• Dataset records:
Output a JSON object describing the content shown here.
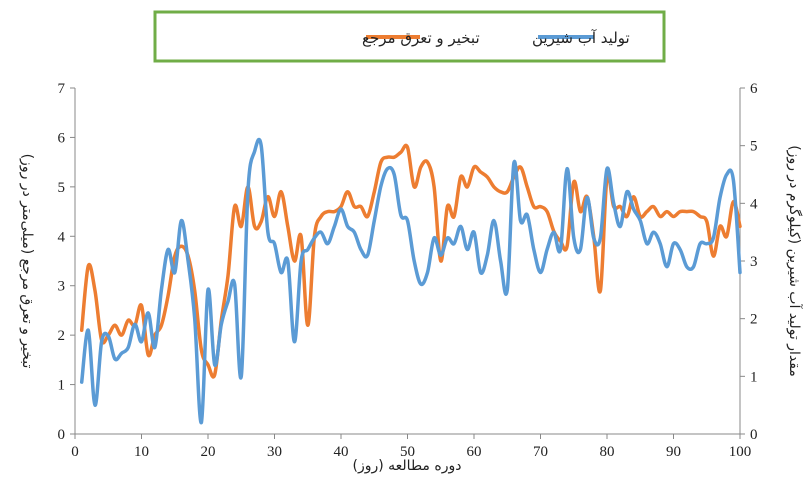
{
  "chart_data": {
    "type": "line",
    "xlabel": "دوره مطالعه (روز)",
    "ylabel_left": "تبخیر و تعرق مرجع (میلی‌متر در روز)",
    "ylabel_right": "مقدار تولید آب شیرین (کیلوگرم در روز)",
    "xlim": [
      0,
      100
    ],
    "ylim_left": [
      0,
      7
    ],
    "ylim_right": [
      0,
      6
    ],
    "x_ticks": [
      0,
      10,
      20,
      30,
      40,
      50,
      60,
      70,
      80,
      90,
      100
    ],
    "y_left_ticks": [
      0,
      1,
      2,
      3,
      4,
      5,
      6,
      7
    ],
    "y_right_ticks": [
      0,
      1,
      2,
      3,
      4,
      5,
      6
    ],
    "grid": false,
    "legend_position": "top-center",
    "x": [
      1,
      2,
      3,
      4,
      5,
      6,
      7,
      8,
      9,
      10,
      11,
      12,
      13,
      14,
      15,
      16,
      17,
      18,
      19,
      20,
      21,
      22,
      23,
      24,
      25,
      26,
      27,
      28,
      29,
      30,
      31,
      32,
      33,
      34,
      35,
      36,
      37,
      38,
      39,
      40,
      41,
      42,
      43,
      44,
      45,
      46,
      47,
      48,
      49,
      50,
      51,
      52,
      53,
      54,
      55,
      56,
      57,
      58,
      59,
      60,
      61,
      62,
      63,
      64,
      65,
      66,
      67,
      68,
      69,
      70,
      71,
      72,
      73,
      74,
      75,
      76,
      77,
      78,
      79,
      80,
      81,
      82,
      83,
      84,
      85,
      86,
      87,
      88,
      89,
      90,
      91,
      92,
      93,
      94,
      95,
      96,
      97,
      98,
      99,
      100
    ],
    "series": [
      {
        "name": "تبخیر و تعرق مرجع",
        "axis": "left",
        "color": "#ED7D31",
        "values": [
          2.1,
          3.4,
          2.9,
          1.9,
          2.0,
          2.2,
          2.0,
          2.3,
          2.2,
          2.6,
          1.6,
          2.0,
          2.2,
          2.8,
          3.6,
          3.8,
          3.6,
          2.9,
          1.7,
          1.4,
          1.2,
          2.3,
          3.2,
          4.6,
          4.2,
          5.0,
          4.2,
          4.3,
          4.8,
          4.4,
          4.9,
          4.2,
          3.5,
          4.0,
          2.2,
          4.0,
          4.4,
          4.5,
          4.5,
          4.6,
          4.9,
          4.6,
          4.6,
          4.4,
          4.9,
          5.5,
          5.6,
          5.6,
          5.7,
          5.8,
          5.0,
          5.4,
          5.5,
          5.0,
          3.5,
          4.6,
          4.4,
          5.2,
          5.0,
          5.4,
          5.3,
          5.2,
          5.0,
          4.9,
          4.9,
          5.2,
          5.4,
          5.0,
          4.6,
          4.6,
          4.5,
          4.1,
          3.9,
          3.8,
          5.1,
          4.5,
          4.8,
          4.0,
          2.9,
          5.2,
          4.6,
          4.6,
          4.4,
          4.8,
          4.4,
          4.5,
          4.6,
          4.4,
          4.5,
          4.4,
          4.5,
          4.5,
          4.5,
          4.4,
          4.3,
          3.6,
          4.2,
          4.0,
          4.7,
          4.2
        ]
      },
      {
        "name": "تولید آب شیرین",
        "axis": "right",
        "color": "#5B9BD5",
        "values": [
          0.9,
          1.8,
          0.5,
          1.6,
          1.7,
          1.3,
          1.4,
          1.5,
          1.9,
          1.6,
          2.1,
          1.5,
          2.5,
          3.2,
          2.8,
          3.7,
          3.0,
          2.0,
          0.2,
          2.5,
          1.2,
          1.9,
          2.3,
          2.6,
          1.0,
          4.2,
          4.9,
          5.0,
          3.5,
          3.3,
          2.8,
          3.0,
          1.6,
          3.0,
          3.2,
          3.4,
          3.5,
          3.3,
          3.6,
          3.9,
          3.6,
          3.5,
          3.2,
          3.1,
          3.7,
          4.3,
          4.6,
          4.5,
          3.8,
          3.7,
          3.0,
          2.6,
          2.8,
          3.4,
          3.1,
          3.4,
          3.3,
          3.6,
          3.2,
          3.5,
          2.8,
          3.1,
          3.7,
          3.0,
          2.5,
          4.7,
          3.7,
          3.8,
          3.2,
          2.8,
          3.2,
          3.5,
          3.2,
          4.6,
          3.4,
          3.2,
          4.1,
          3.4,
          3.4,
          4.6,
          4.0,
          3.6,
          4.2,
          3.9,
          3.7,
          3.3,
          3.5,
          3.3,
          2.9,
          3.3,
          3.2,
          2.9,
          2.9,
          3.3,
          3.3,
          3.4,
          4.1,
          4.5,
          4.4,
          2.8
        ]
      }
    ]
  }
}
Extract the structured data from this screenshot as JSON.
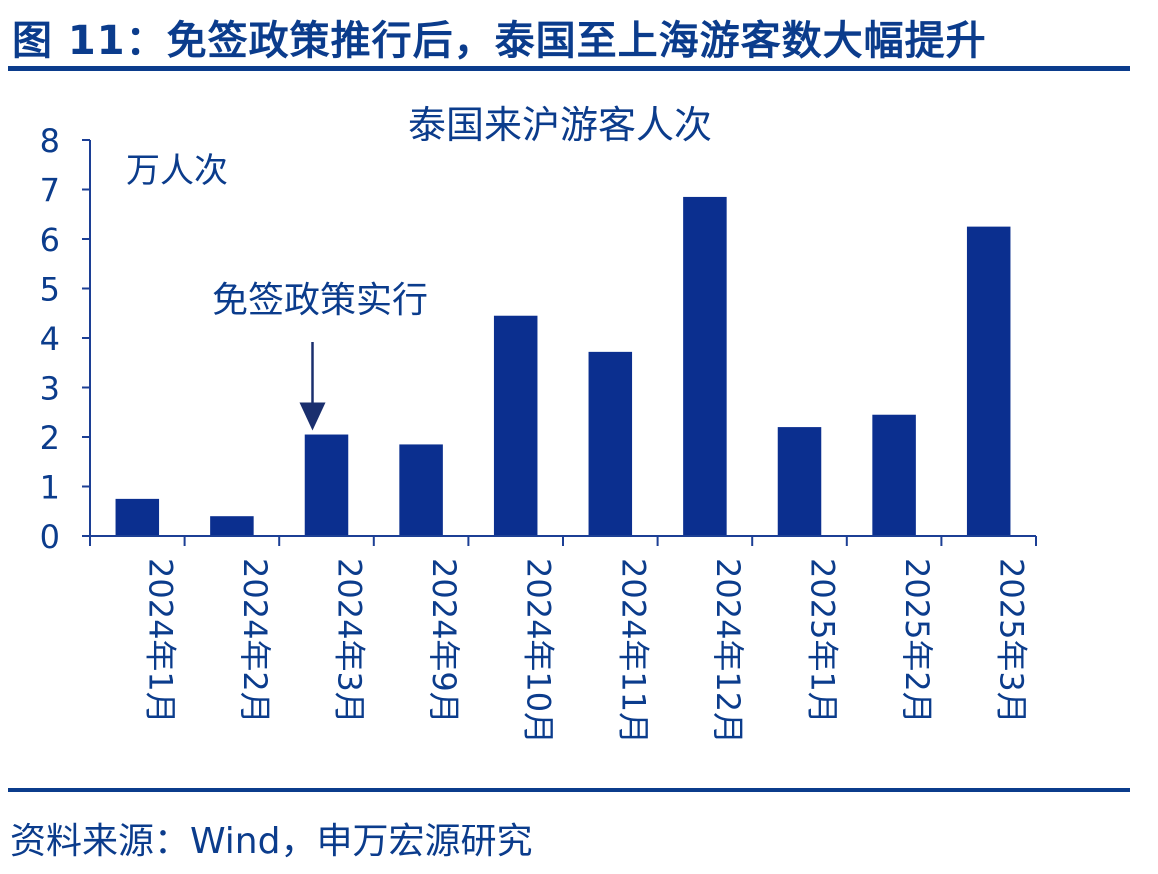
{
  "figure": {
    "title": "图 11：免签政策推行后，泰国至上海游客数大幅提升",
    "source": "资料来源：Wind，申万宏源研究"
  },
  "colors": {
    "bar": "#0b2f8f",
    "axis": "#1c3f95",
    "text": "#0b3c8c"
  },
  "chart_data": {
    "type": "bar",
    "title": "泰国来沪游客人次",
    "unit_label": "万人次",
    "categories": [
      "2024年1月",
      "2024年2月",
      "2024年3月",
      "2024年9月",
      "2024年10月",
      "2024年11月",
      "2024年12月",
      "2025年1月",
      "2025年2月",
      "2025年3月"
    ],
    "values": [
      0.75,
      0.4,
      2.05,
      1.85,
      4.45,
      3.72,
      6.85,
      2.2,
      2.45,
      6.25
    ],
    "ylim": [
      0,
      8
    ],
    "yticks": [
      "0",
      "1",
      "2",
      "3",
      "4",
      "5",
      "6",
      "7",
      "8"
    ],
    "grid": false,
    "annotation": {
      "text": "免签政策实行",
      "category_index": 2
    }
  }
}
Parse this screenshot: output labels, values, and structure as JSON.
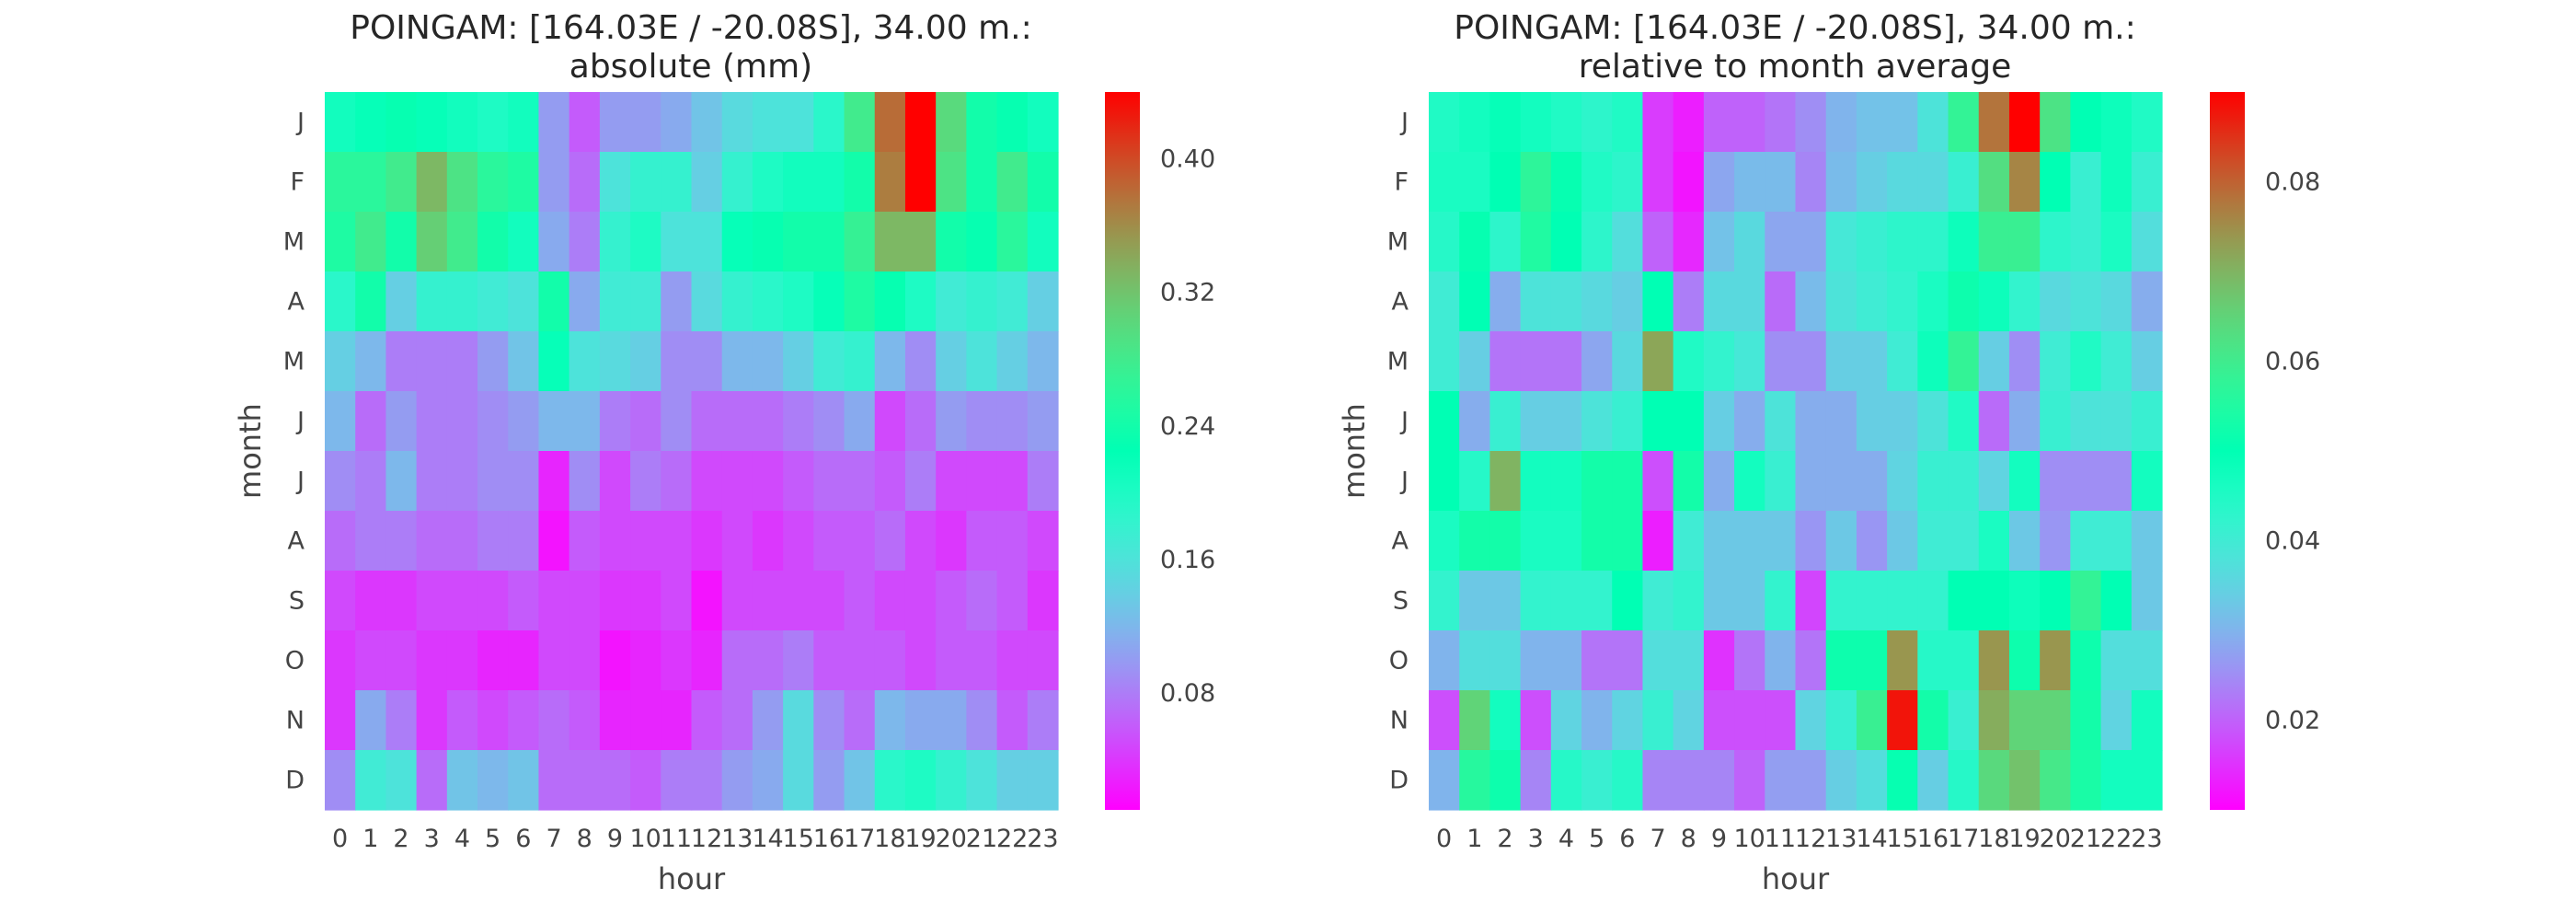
{
  "chart_data": [
    {
      "type": "heatmap",
      "title": "POINGAM: [164.03E / -20.08S], 34.00 m.:\nabsolute (mm)",
      "xlabel": "hour",
      "ylabel": "month",
      "x": [
        "0",
        "1",
        "2",
        "3",
        "4",
        "5",
        "6",
        "7",
        "8",
        "9",
        "10",
        "11",
        "12",
        "13",
        "14",
        "15",
        "16",
        "17",
        "18",
        "19",
        "20",
        "21",
        "22",
        "23"
      ],
      "y": [
        "J",
        "F",
        "M",
        "A",
        "M",
        "J",
        "J",
        "A",
        "S",
        "O",
        "N",
        "D"
      ],
      "colormap": "rainbow",
      "vmin": 0.01,
      "vmax": 0.44,
      "colorbar_ticks": [
        0.08,
        0.16,
        0.24,
        0.32,
        0.4
      ],
      "colorbar_tick_labels": [
        "0.08",
        "0.16",
        "0.24",
        "0.32",
        "0.40"
      ],
      "values": [
        [
          0.21,
          0.22,
          0.23,
          0.22,
          0.21,
          0.2,
          0.21,
          0.1,
          0.06,
          0.1,
          0.1,
          0.11,
          0.13,
          0.15,
          0.16,
          0.16,
          0.19,
          0.28,
          0.38,
          0.44,
          0.3,
          0.24,
          0.23,
          0.21
        ],
        [
          0.26,
          0.26,
          0.28,
          0.33,
          0.29,
          0.26,
          0.25,
          0.1,
          0.07,
          0.16,
          0.18,
          0.18,
          0.14,
          0.18,
          0.2,
          0.21,
          0.21,
          0.24,
          0.37,
          0.44,
          0.29,
          0.24,
          0.28,
          0.24
        ],
        [
          0.25,
          0.28,
          0.24,
          0.31,
          0.28,
          0.24,
          0.21,
          0.11,
          0.08,
          0.18,
          0.2,
          0.16,
          0.16,
          0.22,
          0.23,
          0.24,
          0.24,
          0.27,
          0.33,
          0.33,
          0.24,
          0.23,
          0.26,
          0.21
        ],
        [
          0.19,
          0.24,
          0.14,
          0.18,
          0.18,
          0.17,
          0.16,
          0.24,
          0.11,
          0.17,
          0.17,
          0.1,
          0.15,
          0.18,
          0.19,
          0.2,
          0.22,
          0.25,
          0.23,
          0.2,
          0.17,
          0.18,
          0.17,
          0.14
        ],
        [
          0.14,
          0.12,
          0.08,
          0.08,
          0.08,
          0.1,
          0.13,
          0.22,
          0.16,
          0.15,
          0.14,
          0.09,
          0.09,
          0.12,
          0.12,
          0.14,
          0.17,
          0.18,
          0.12,
          0.09,
          0.14,
          0.16,
          0.14,
          0.12
        ],
        [
          0.12,
          0.07,
          0.1,
          0.08,
          0.08,
          0.09,
          0.1,
          0.12,
          0.12,
          0.08,
          0.07,
          0.09,
          0.07,
          0.07,
          0.07,
          0.08,
          0.09,
          0.11,
          0.05,
          0.07,
          0.1,
          0.09,
          0.09,
          0.1
        ],
        [
          0.09,
          0.08,
          0.12,
          0.08,
          0.08,
          0.09,
          0.09,
          0.03,
          0.09,
          0.05,
          0.08,
          0.07,
          0.05,
          0.05,
          0.05,
          0.06,
          0.07,
          0.07,
          0.06,
          0.08,
          0.05,
          0.05,
          0.05,
          0.08
        ],
        [
          0.07,
          0.08,
          0.08,
          0.07,
          0.07,
          0.08,
          0.08,
          0.02,
          0.06,
          0.05,
          0.05,
          0.05,
          0.04,
          0.05,
          0.04,
          0.05,
          0.06,
          0.06,
          0.07,
          0.05,
          0.04,
          0.06,
          0.06,
          0.05
        ],
        [
          0.05,
          0.04,
          0.04,
          0.05,
          0.05,
          0.05,
          0.06,
          0.05,
          0.05,
          0.04,
          0.04,
          0.05,
          0.02,
          0.05,
          0.05,
          0.05,
          0.05,
          0.06,
          0.05,
          0.05,
          0.06,
          0.07,
          0.06,
          0.04
        ],
        [
          0.04,
          0.05,
          0.05,
          0.04,
          0.04,
          0.03,
          0.03,
          0.05,
          0.05,
          0.02,
          0.03,
          0.04,
          0.03,
          0.07,
          0.07,
          0.08,
          0.06,
          0.06,
          0.06,
          0.05,
          0.06,
          0.06,
          0.05,
          0.05
        ],
        [
          0.04,
          0.11,
          0.08,
          0.04,
          0.06,
          0.05,
          0.06,
          0.07,
          0.06,
          0.03,
          0.03,
          0.03,
          0.06,
          0.07,
          0.1,
          0.15,
          0.09,
          0.07,
          0.12,
          0.11,
          0.11,
          0.09,
          0.06,
          0.08
        ],
        [
          0.09,
          0.17,
          0.16,
          0.07,
          0.13,
          0.12,
          0.13,
          0.07,
          0.07,
          0.07,
          0.06,
          0.08,
          0.08,
          0.1,
          0.11,
          0.15,
          0.1,
          0.13,
          0.19,
          0.2,
          0.18,
          0.16,
          0.14,
          0.14
        ]
      ]
    },
    {
      "type": "heatmap",
      "title": "POINGAM: [164.03E / -20.08S], 34.00 m.:\nrelative to month average",
      "xlabel": "hour",
      "ylabel": "month",
      "x": [
        "0",
        "1",
        "2",
        "3",
        "4",
        "5",
        "6",
        "7",
        "8",
        "9",
        "10",
        "11",
        "12",
        "13",
        "14",
        "15",
        "16",
        "17",
        "18",
        "19",
        "20",
        "21",
        "22",
        "23"
      ],
      "y": [
        "J",
        "F",
        "M",
        "A",
        "M",
        "J",
        "J",
        "A",
        "S",
        "O",
        "N",
        "D"
      ],
      "colormap": "rainbow",
      "vmin": 0.01,
      "vmax": 0.09,
      "colorbar_ticks": [
        0.02,
        0.04,
        0.06,
        0.08
      ],
      "colorbar_tick_labels": [
        "0.02",
        "0.04",
        "0.06",
        "0.08"
      ],
      "values": [
        [
          0.045,
          0.047,
          0.049,
          0.047,
          0.045,
          0.043,
          0.045,
          0.016,
          0.013,
          0.02,
          0.02,
          0.022,
          0.025,
          0.03,
          0.032,
          0.032,
          0.038,
          0.058,
          0.078,
          0.09,
          0.062,
          0.05,
          0.048,
          0.045
        ],
        [
          0.046,
          0.046,
          0.05,
          0.057,
          0.051,
          0.045,
          0.043,
          0.016,
          0.012,
          0.028,
          0.031,
          0.031,
          0.024,
          0.031,
          0.034,
          0.036,
          0.036,
          0.041,
          0.063,
          0.076,
          0.05,
          0.041,
          0.048,
          0.041
        ],
        [
          0.044,
          0.051,
          0.043,
          0.055,
          0.05,
          0.043,
          0.037,
          0.02,
          0.014,
          0.032,
          0.036,
          0.028,
          0.028,
          0.039,
          0.041,
          0.043,
          0.043,
          0.048,
          0.059,
          0.059,
          0.043,
          0.041,
          0.046,
          0.037
        ],
        [
          0.04,
          0.05,
          0.029,
          0.038,
          0.038,
          0.036,
          0.034,
          0.05,
          0.023,
          0.036,
          0.036,
          0.021,
          0.031,
          0.038,
          0.04,
          0.042,
          0.046,
          0.052,
          0.048,
          0.042,
          0.036,
          0.038,
          0.036,
          0.029
        ],
        [
          0.04,
          0.034,
          0.022,
          0.022,
          0.022,
          0.028,
          0.036,
          0.072,
          0.045,
          0.042,
          0.039,
          0.025,
          0.025,
          0.034,
          0.034,
          0.04,
          0.048,
          0.058,
          0.034,
          0.025,
          0.04,
          0.045,
          0.04,
          0.034
        ],
        [
          0.05,
          0.029,
          0.041,
          0.034,
          0.034,
          0.038,
          0.041,
          0.05,
          0.05,
          0.034,
          0.029,
          0.038,
          0.029,
          0.029,
          0.034,
          0.034,
          0.038,
          0.045,
          0.021,
          0.029,
          0.041,
          0.038,
          0.038,
          0.041
        ],
        [
          0.05,
          0.044,
          0.07,
          0.047,
          0.047,
          0.053,
          0.053,
          0.018,
          0.053,
          0.029,
          0.047,
          0.041,
          0.029,
          0.029,
          0.029,
          0.035,
          0.041,
          0.041,
          0.035,
          0.047,
          0.025,
          0.025,
          0.025,
          0.047
        ],
        [
          0.046,
          0.053,
          0.053,
          0.046,
          0.046,
          0.053,
          0.053,
          0.013,
          0.04,
          0.033,
          0.033,
          0.033,
          0.026,
          0.033,
          0.026,
          0.033,
          0.04,
          0.04,
          0.046,
          0.033,
          0.026,
          0.04,
          0.04,
          0.033
        ],
        [
          0.042,
          0.033,
          0.033,
          0.042,
          0.042,
          0.042,
          0.05,
          0.04,
          0.042,
          0.033,
          0.033,
          0.042,
          0.017,
          0.042,
          0.042,
          0.042,
          0.042,
          0.05,
          0.05,
          0.048,
          0.05,
          0.058,
          0.05,
          0.033
        ],
        [
          0.03,
          0.037,
          0.037,
          0.03,
          0.03,
          0.022,
          0.022,
          0.037,
          0.037,
          0.015,
          0.022,
          0.03,
          0.022,
          0.052,
          0.052,
          0.074,
          0.044,
          0.044,
          0.074,
          0.052,
          0.074,
          0.052,
          0.037,
          0.037
        ],
        [
          0.018,
          0.065,
          0.047,
          0.018,
          0.035,
          0.03,
          0.035,
          0.041,
          0.035,
          0.018,
          0.018,
          0.018,
          0.035,
          0.041,
          0.059,
          0.088,
          0.053,
          0.041,
          0.071,
          0.065,
          0.065,
          0.053,
          0.035,
          0.047
        ],
        [
          0.03,
          0.056,
          0.052,
          0.024,
          0.044,
          0.041,
          0.044,
          0.024,
          0.024,
          0.024,
          0.02,
          0.027,
          0.027,
          0.034,
          0.037,
          0.051,
          0.034,
          0.044,
          0.064,
          0.068,
          0.061,
          0.054,
          0.047,
          0.047
        ]
      ]
    }
  ]
}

• The request: Copy in full each line that holds the word "تولید".

• Output for this exercise:
    "ylabel_right": "مقدار تولید آب شیرین (کیلوگرم در روز)",
        "name": "تولید آب شیرین",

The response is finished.